=== EXERCISE BRIEF ===
Repeat all of the records verbatim.

[Entries with figure data]

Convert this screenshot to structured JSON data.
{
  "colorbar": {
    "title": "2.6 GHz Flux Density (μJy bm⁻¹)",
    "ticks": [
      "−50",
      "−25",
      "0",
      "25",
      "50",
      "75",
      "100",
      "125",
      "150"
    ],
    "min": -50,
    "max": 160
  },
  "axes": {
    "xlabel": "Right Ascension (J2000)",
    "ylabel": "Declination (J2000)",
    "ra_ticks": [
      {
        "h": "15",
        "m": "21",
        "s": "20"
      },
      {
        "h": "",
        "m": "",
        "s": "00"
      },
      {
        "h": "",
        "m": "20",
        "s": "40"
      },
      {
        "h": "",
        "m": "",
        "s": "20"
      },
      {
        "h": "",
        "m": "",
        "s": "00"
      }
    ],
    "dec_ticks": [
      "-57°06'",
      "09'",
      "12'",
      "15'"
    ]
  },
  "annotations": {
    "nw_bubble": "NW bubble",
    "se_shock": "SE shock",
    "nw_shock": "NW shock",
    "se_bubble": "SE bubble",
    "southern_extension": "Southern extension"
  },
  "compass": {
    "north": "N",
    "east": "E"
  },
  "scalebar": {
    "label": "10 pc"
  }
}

=== REPLY TO THE TASK ===
Convert this screenshot to structured JSON data.
{
  "colorbar": {
    "title": "2.6 GHz Flux Density (μJy bm⁻¹)",
    "ticks": [
      "−50",
      "−25",
      "0",
      "25",
      "50",
      "75",
      "100",
      "125",
      "150"
    ],
    "min": -50,
    "max": 160
  },
  "axes": {
    "xlabel": "Right Ascension (J2000)",
    "ylabel": "Declination (J2000)",
    "ra_ticks": [
      {
        "h": "15",
        "m": "21",
        "s": "20"
      },
      {
        "h": "",
        "m": "",
        "s": "00"
      },
      {
        "h": "",
        "m": "20",
        "s": "40"
      },
      {
        "h": "",
        "m": "",
        "s": "20"
      },
      {
        "h": "",
        "m": "",
        "s": "00"
      }
    ],
    "dec_ticks": [
      "-57°06'",
      "09'",
      "12'",
      "15'"
    ]
  },
  "annotations": {
    "nw_bubble": "NW bubble",
    "se_shock": "SE shock",
    "nw_shock": "NW shock",
    "se_bubble": "SE bubble",
    "southern_extension": "Southern extension"
  },
  "compass": {
    "north": "N",
    "east": "E"
  },
  "scalebar": {
    "label": "10 pc"
  }
}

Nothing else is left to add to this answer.